Task objective | Set down exactly, and only, the lines from the one with "Read the values" to the final line of the entries, both included.

Stored records
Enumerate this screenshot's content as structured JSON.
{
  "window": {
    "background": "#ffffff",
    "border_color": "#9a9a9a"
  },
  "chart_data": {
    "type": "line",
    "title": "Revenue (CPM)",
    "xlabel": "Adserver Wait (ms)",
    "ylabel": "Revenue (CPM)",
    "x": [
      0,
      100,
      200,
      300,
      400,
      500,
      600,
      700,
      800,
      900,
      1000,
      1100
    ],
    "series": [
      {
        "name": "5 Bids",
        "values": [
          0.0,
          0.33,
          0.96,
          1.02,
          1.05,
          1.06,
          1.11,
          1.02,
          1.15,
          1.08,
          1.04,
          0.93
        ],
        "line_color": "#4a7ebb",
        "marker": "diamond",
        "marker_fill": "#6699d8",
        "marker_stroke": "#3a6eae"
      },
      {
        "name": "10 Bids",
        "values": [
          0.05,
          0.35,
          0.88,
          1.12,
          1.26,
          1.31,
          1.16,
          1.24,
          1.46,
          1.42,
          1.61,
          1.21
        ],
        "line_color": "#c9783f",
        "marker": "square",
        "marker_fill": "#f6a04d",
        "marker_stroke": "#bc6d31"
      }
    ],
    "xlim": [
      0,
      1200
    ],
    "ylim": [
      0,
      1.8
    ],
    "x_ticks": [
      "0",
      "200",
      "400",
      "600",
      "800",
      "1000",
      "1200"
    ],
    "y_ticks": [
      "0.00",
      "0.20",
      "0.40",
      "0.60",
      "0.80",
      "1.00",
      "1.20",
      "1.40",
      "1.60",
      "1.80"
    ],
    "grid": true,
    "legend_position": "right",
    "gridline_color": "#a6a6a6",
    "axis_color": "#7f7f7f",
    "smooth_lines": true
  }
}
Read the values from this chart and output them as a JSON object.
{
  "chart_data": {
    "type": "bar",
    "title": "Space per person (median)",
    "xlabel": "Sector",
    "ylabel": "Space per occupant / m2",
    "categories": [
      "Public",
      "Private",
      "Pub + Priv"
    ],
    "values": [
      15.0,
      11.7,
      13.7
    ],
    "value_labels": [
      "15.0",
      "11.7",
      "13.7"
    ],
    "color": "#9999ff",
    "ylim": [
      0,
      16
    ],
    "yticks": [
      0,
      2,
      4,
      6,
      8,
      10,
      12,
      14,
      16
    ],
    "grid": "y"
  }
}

Solution to this task |
Read the values from this chart and output them as a JSON object.
{
  "chart_data": {
    "type": "bar",
    "title": "Space per person (median)",
    "xlabel": "Sector",
    "ylabel": "Space per occupant / m2",
    "categories": [
      "Public",
      "Private",
      "Pub + Priv"
    ],
    "values": [
      15.0,
      11.7,
      13.7
    ],
    "value_labels": [
      "15.0",
      "11.7",
      "13.7"
    ],
    "color": "#9999ff",
    "ylim": [
      0,
      16
    ],
    "yticks": [
      0,
      2,
      4,
      6,
      8,
      10,
      12,
      14,
      16
    ],
    "grid": "y"
  }
}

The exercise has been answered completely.